**Exercise instructions**
Write out the listing beneath this instruction in its entirety, exactly as it reads.

# # # # #

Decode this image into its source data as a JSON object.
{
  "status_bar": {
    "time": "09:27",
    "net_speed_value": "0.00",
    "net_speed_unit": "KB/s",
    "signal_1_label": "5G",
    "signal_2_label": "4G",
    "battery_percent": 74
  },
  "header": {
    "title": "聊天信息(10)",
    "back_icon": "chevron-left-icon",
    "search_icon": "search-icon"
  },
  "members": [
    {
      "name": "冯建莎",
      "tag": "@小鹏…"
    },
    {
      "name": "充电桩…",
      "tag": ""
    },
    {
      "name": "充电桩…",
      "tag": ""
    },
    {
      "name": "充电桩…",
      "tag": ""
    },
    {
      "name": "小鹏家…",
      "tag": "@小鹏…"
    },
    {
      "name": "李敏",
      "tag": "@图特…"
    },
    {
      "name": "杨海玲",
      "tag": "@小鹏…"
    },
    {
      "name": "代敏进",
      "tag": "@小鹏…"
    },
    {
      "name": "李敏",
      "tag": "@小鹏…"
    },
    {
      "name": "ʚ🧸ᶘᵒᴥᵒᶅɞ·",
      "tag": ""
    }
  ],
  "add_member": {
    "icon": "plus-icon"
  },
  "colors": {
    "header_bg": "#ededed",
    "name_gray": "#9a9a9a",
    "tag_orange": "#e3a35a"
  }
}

# # # # #

**Finished task**
Decode this image into its source data as a JSON object.
{
  "status_bar": {
    "time": "09:27",
    "net_speed_value": "0.00",
    "net_speed_unit": "KB/s",
    "signal_1_label": "5G",
    "signal_2_label": "4G",
    "battery_percent": 74
  },
  "header": {
    "title": "聊天信息(10)",
    "back_icon": "chevron-left-icon",
    "search_icon": "search-icon"
  },
  "members": [
    {
      "name": "冯建莎",
      "tag": "@小鹏…"
    },
    {
      "name": "充电桩…",
      "tag": ""
    },
    {
      "name": "充电桩…",
      "tag": ""
    },
    {
      "name": "充电桩…",
      "tag": ""
    },
    {
      "name": "小鹏家…",
      "tag": "@小鹏…"
    },
    {
      "name": "李敏",
      "tag": "@图特…"
    },
    {
      "name": "杨海玲",
      "tag": "@小鹏…"
    },
    {
      "name": "代敏进",
      "tag": "@小鹏…"
    },
    {
      "name": "李敏",
      "tag": "@小鹏…"
    },
    {
      "name": "ʚ🧸ᶘᵒᴥᵒᶅɞ·",
      "tag": ""
    }
  ],
  "add_member": {
    "icon": "plus-icon"
  },
  "colors": {
    "header_bg": "#ededed",
    "name_gray": "#9a9a9a",
    "tag_orange": "#e3a35a"
  }
}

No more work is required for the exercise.